Materials provided:
START

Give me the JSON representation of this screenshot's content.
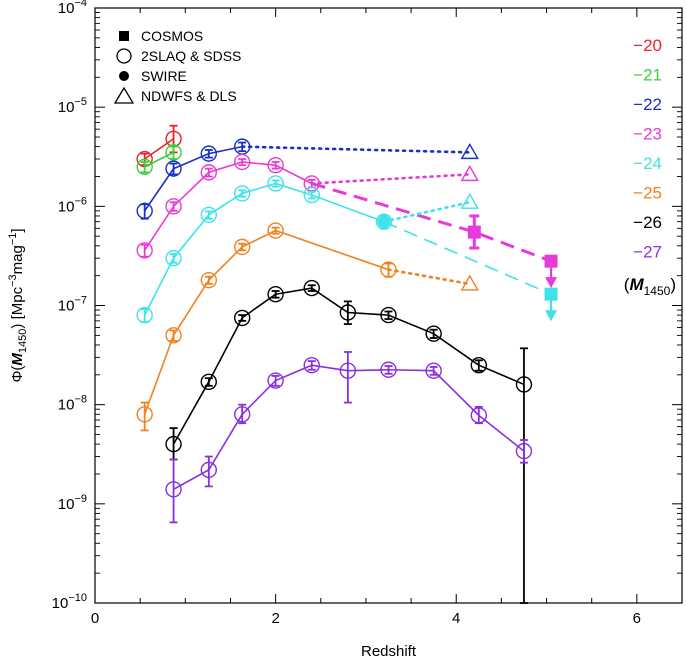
{
  "chart_data": {
    "type": "line",
    "xlabel": "Redshift",
    "ylabel": "Φ(M1450) [Mpc^-3 mag^-1]",
    "ylabel_parts": {
      "phi": "Φ(",
      "m": "M",
      "m_sub": "1450",
      "close": ")",
      "unit_a": "[Mpc",
      "unit_a_sup": "−3",
      "unit_b": "mag",
      "unit_b_sup": "−1",
      "unit_end": "]"
    },
    "xlim": [
      0,
      6.5
    ],
    "ylim": [
      1e-10,
      0.0001
    ],
    "y_scale": "log",
    "x_ticks": [
      {
        "value": 0,
        "label": "0"
      },
      {
        "value": 2,
        "label": "2"
      },
      {
        "value": 4,
        "label": "4"
      },
      {
        "value": 6,
        "label": "6"
      }
    ],
    "y_ticks": [
      {
        "exp": -10,
        "base": "10",
        "sup": "−10"
      },
      {
        "exp": -9,
        "base": "10",
        "sup": "−9"
      },
      {
        "exp": -8,
        "base": "10",
        "sup": "−8"
      },
      {
        "exp": -7,
        "base": "10",
        "sup": "−7"
      },
      {
        "exp": -6,
        "base": "10",
        "sup": "−6"
      },
      {
        "exp": -5,
        "base": "10",
        "sup": "−5"
      },
      {
        "exp": -4,
        "base": "10",
        "sup": "−4"
      }
    ],
    "legend": [
      {
        "label": "COSMOS",
        "marker": "filled-square"
      },
      {
        "label": "2SLAQ & SDSS",
        "marker": "open-circle"
      },
      {
        "label": "SWIRE",
        "marker": "filled-circle"
      },
      {
        "label": "NDWFS & DLS",
        "marker": "open-triangle"
      }
    ],
    "magnitude_legend": {
      "label": "M",
      "label_sub": "1450",
      "entries": [
        {
          "label": "−20",
          "color": "#e8222a"
        },
        {
          "label": "−21",
          "color": "#3ad13a"
        },
        {
          "label": "−22",
          "color": "#1a2fc4"
        },
        {
          "label": "−23",
          "color": "#e83ad8"
        },
        {
          "label": "−24",
          "color": "#3de3e8"
        },
        {
          "label": "−25",
          "color": "#f0821e"
        },
        {
          "label": "−26",
          "color": "#000000"
        },
        {
          "label": "−27",
          "color": "#8a2fe0"
        }
      ]
    },
    "series": [
      {
        "name": "−20",
        "color": "#e8222a",
        "points": [
          {
            "x": 0.55,
            "y": 3e-06,
            "lo": 2.6e-06,
            "hi": 3.4e-06
          },
          {
            "x": 0.87,
            "y": 4.8e-06,
            "lo": 3.5e-06,
            "hi": 6.5e-06
          }
        ]
      },
      {
        "name": "−21",
        "color": "#3ad13a",
        "points": [
          {
            "x": 0.55,
            "y": 2.5e-06,
            "lo": 2.2e-06,
            "hi": 2.8e-06
          },
          {
            "x": 0.87,
            "y": 3.5e-06,
            "lo": 3e-06,
            "hi": 4e-06
          }
        ]
      },
      {
        "name": "−22",
        "color": "#1a2fc4",
        "points": [
          {
            "x": 0.55,
            "y": 9e-07,
            "lo": 7.5e-07,
            "hi": 1.05e-06
          },
          {
            "x": 0.87,
            "y": 2.4e-06,
            "lo": 2.1e-06,
            "hi": 2.7e-06
          },
          {
            "x": 1.26,
            "y": 3.4e-06,
            "lo": 3.1e-06,
            "hi": 3.7e-06
          },
          {
            "x": 1.63,
            "y": 4e-06,
            "lo": 3.6e-06,
            "hi": 4.4e-06
          }
        ],
        "extension": {
          "from": {
            "x": 1.63,
            "y": 4e-06
          },
          "to": {
            "x": 4.15,
            "y": 3.5e-06
          },
          "style": "dotted",
          "marker": "open-triangle"
        }
      },
      {
        "name": "−23",
        "color": "#e83ad8",
        "points": [
          {
            "x": 0.55,
            "y": 3.6e-07,
            "lo": 3.1e-07,
            "hi": 4.1e-07
          },
          {
            "x": 0.87,
            "y": 1e-06,
            "lo": 9e-07,
            "hi": 1.1e-06
          },
          {
            "x": 1.26,
            "y": 2.2e-06,
            "lo": 2e-06,
            "hi": 2.4e-06
          },
          {
            "x": 1.63,
            "y": 2.8e-06,
            "lo": 2.6e-06,
            "hi": 3e-06
          },
          {
            "x": 2.0,
            "y": 2.6e-06,
            "lo": 2.4e-06,
            "hi": 2.8e-06
          },
          {
            "x": 2.4,
            "y": 1.7e-06,
            "lo": 1.55e-06,
            "hi": 1.85e-06
          }
        ],
        "extension": {
          "from": {
            "x": 2.4,
            "y": 1.7e-06
          },
          "to": {
            "x": 4.15,
            "y": 2.1e-06
          },
          "style": "dotted",
          "marker": "open-triangle"
        },
        "dashed": {
          "points": [
            {
              "x": 2.4,
              "y": 1.7e-06
            },
            {
              "x": 4.2,
              "y": 5.5e-07
            },
            {
              "x": 5.05,
              "y": 2.8e-07
            }
          ]
        },
        "cosmos": {
          "x": 4.2,
          "y": 5.5e-07,
          "lo": 3.8e-07,
          "hi": 8e-07
        },
        "upper_limit": {
          "x": 5.05,
          "y": 2.8e-07
        }
      },
      {
        "name": "−24",
        "color": "#3de3e8",
        "points": [
          {
            "x": 0.55,
            "y": 8e-08,
            "lo": 6.8e-08,
            "hi": 9.2e-08
          },
          {
            "x": 0.87,
            "y": 3e-07,
            "lo": 2.7e-07,
            "hi": 3.3e-07
          },
          {
            "x": 1.26,
            "y": 8.2e-07,
            "lo": 7.5e-07,
            "hi": 8.9e-07
          },
          {
            "x": 1.63,
            "y": 1.35e-06,
            "lo": 1.25e-06,
            "hi": 1.45e-06
          },
          {
            "x": 2.0,
            "y": 1.7e-06,
            "lo": 1.58e-06,
            "hi": 1.82e-06
          },
          {
            "x": 2.4,
            "y": 1.3e-06,
            "lo": 1.2e-06,
            "hi": 1.4e-06
          },
          {
            "x": 3.2,
            "y": 7e-07,
            "lo": 6e-07,
            "hi": 8e-07
          }
        ],
        "extension": {
          "from": {
            "x": 3.2,
            "y": 7e-07
          },
          "to": {
            "x": 4.15,
            "y": 1.1e-06
          },
          "style": "dotted",
          "marker": "open-triangle"
        },
        "dashed": {
          "points": [
            {
              "x": 3.2,
              "y": 7e-07
            },
            {
              "x": 5.05,
              "y": 1.3e-07
            }
          ]
        },
        "swire": {
          "x": 3.2,
          "y": 7e-07,
          "lo": 6e-07,
          "hi": 8e-07
        },
        "upper_limit": {
          "x": 5.05,
          "y": 1.3e-07
        }
      },
      {
        "name": "−25",
        "color": "#f0821e",
        "points": [
          {
            "x": 0.55,
            "y": 8e-09,
            "lo": 5.5e-09,
            "hi": 1.05e-08
          },
          {
            "x": 0.87,
            "y": 5e-08,
            "lo": 4.4e-08,
            "hi": 5.6e-08
          },
          {
            "x": 1.26,
            "y": 1.8e-07,
            "lo": 1.65e-07,
            "hi": 1.95e-07
          },
          {
            "x": 1.63,
            "y": 3.9e-07,
            "lo": 3.6e-07,
            "hi": 4.2e-07
          },
          {
            "x": 2.0,
            "y": 5.7e-07,
            "lo": 5.3e-07,
            "hi": 6.1e-07
          },
          {
            "x": 3.25,
            "y": 2.3e-07,
            "lo": 1.95e-07,
            "hi": 2.65e-07
          }
        ],
        "extension": {
          "from": {
            "x": 3.25,
            "y": 2.3e-07
          },
          "to": {
            "x": 4.15,
            "y": 1.65e-07
          },
          "style": "dotted",
          "marker": "open-triangle"
        }
      },
      {
        "name": "−26",
        "color": "#000000",
        "points": [
          {
            "x": 0.87,
            "y": 4e-09,
            "lo": 2.8e-09,
            "hi": 5.8e-09
          },
          {
            "x": 1.26,
            "y": 1.7e-08,
            "lo": 1.55e-08,
            "hi": 1.85e-08
          },
          {
            "x": 1.63,
            "y": 7.5e-08,
            "lo": 7e-08,
            "hi": 8e-08
          },
          {
            "x": 2.0,
            "y": 1.3e-07,
            "lo": 1.2e-07,
            "hi": 1.4e-07
          },
          {
            "x": 2.4,
            "y": 1.5e-07,
            "lo": 1.4e-07,
            "hi": 1.6e-07
          },
          {
            "x": 2.8,
            "y": 8.5e-08,
            "lo": 6.5e-08,
            "hi": 1.1e-07
          },
          {
            "x": 3.25,
            "y": 8e-08,
            "lo": 7.3e-08,
            "hi": 8.7e-08
          },
          {
            "x": 3.75,
            "y": 5.2e-08,
            "lo": 4.7e-08,
            "hi": 5.7e-08
          },
          {
            "x": 4.25,
            "y": 2.5e-08,
            "lo": 2.2e-08,
            "hi": 2.8e-08
          },
          {
            "x": 4.75,
            "y": 1.6e-08,
            "lo": 1e-10,
            "hi": 3.7e-08
          }
        ]
      },
      {
        "name": "−27",
        "color": "#8a2fe0",
        "points": [
          {
            "x": 0.87,
            "y": 1.4e-09,
            "lo": 6.5e-10,
            "hi": 2.8e-09
          },
          {
            "x": 1.26,
            "y": 2.2e-09,
            "lo": 1.5e-09,
            "hi": 3e-09
          },
          {
            "x": 1.63,
            "y": 8e-09,
            "lo": 6.5e-09,
            "hi": 1e-08
          },
          {
            "x": 2.0,
            "y": 1.75e-08,
            "lo": 1.55e-08,
            "hi": 1.95e-08
          },
          {
            "x": 2.4,
            "y": 2.5e-08,
            "lo": 2.25e-08,
            "hi": 2.75e-08
          },
          {
            "x": 2.8,
            "y": 2.2e-08,
            "lo": 1.05e-08,
            "hi": 3.4e-08
          },
          {
            "x": 3.25,
            "y": 2.25e-08,
            "lo": 2.05e-08,
            "hi": 2.45e-08
          },
          {
            "x": 3.75,
            "y": 2.2e-08,
            "lo": 2e-08,
            "hi": 2.4e-08
          },
          {
            "x": 4.25,
            "y": 7.8e-09,
            "lo": 6.5e-09,
            "hi": 9.5e-09
          },
          {
            "x": 4.75,
            "y": 3.4e-09,
            "lo": 2.6e-09,
            "hi": 4.4e-09
          }
        ]
      }
    ]
  }
}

END

Stated problem: Report the number of lines in the entries above that include the word "filled" and add nothing to it.

Task result: 2